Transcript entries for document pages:
::::

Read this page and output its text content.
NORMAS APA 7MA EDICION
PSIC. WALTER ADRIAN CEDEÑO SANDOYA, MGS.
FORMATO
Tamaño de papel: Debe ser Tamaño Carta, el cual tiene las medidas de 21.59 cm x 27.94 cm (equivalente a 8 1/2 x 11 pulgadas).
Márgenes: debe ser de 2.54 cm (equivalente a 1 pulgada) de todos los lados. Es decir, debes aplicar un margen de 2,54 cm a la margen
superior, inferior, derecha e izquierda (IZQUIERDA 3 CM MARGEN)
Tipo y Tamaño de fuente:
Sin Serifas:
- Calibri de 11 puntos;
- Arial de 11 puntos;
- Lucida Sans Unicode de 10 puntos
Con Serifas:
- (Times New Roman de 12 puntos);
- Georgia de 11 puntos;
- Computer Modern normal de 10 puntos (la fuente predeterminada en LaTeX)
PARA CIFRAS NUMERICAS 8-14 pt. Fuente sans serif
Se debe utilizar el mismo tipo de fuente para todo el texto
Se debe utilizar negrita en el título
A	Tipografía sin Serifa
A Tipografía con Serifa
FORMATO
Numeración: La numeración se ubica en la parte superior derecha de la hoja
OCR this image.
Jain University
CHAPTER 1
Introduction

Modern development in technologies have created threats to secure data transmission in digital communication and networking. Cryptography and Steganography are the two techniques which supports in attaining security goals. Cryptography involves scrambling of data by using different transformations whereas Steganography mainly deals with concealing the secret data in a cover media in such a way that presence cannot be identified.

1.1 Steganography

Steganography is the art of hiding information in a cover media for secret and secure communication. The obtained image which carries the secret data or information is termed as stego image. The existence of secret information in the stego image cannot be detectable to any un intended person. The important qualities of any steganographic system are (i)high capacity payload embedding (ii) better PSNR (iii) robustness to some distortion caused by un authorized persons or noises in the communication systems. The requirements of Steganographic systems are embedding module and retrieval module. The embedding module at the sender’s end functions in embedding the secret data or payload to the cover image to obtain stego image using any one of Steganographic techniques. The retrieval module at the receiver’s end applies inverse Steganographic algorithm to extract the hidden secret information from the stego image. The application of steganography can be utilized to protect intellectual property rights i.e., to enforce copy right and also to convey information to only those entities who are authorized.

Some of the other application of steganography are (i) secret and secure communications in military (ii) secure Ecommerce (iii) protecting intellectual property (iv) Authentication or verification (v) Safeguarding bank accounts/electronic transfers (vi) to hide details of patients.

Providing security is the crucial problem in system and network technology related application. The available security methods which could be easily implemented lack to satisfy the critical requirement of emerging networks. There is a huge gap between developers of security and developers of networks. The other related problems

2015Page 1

::::

Your answer should be the lines above that contain the word "image", copied out.

_Solution to this problem_
OCR this image.
Steganography is the art of hiding information in a cover media for secret and secure communication. The obtained image which carries the secret data or information is termed as stego image. The existence of secret information in the stego image cannot be detectable to any un intended person. The important qualities of any steganographic system are (i)high capacity payload embedding (ii) better PSNR (iii) robustness to some distortion caused by un authorized persons or noises in the communication systems. The requirements of Steganographic systems are embedding module and retrieval module. The embedding module at the sender’s end functions in embedding the secret data or payload to the cover image to obtain stego image using any one of Steganographic techniques. The retrieval module at the receiver’s end applies inverse Steganographic algorithm to extract the hidden secret information from the stego image. The application of steganography can be utilized to protect intellectual property rights i.e., to enforce copy right and also to convey information to only those entities who are authorized.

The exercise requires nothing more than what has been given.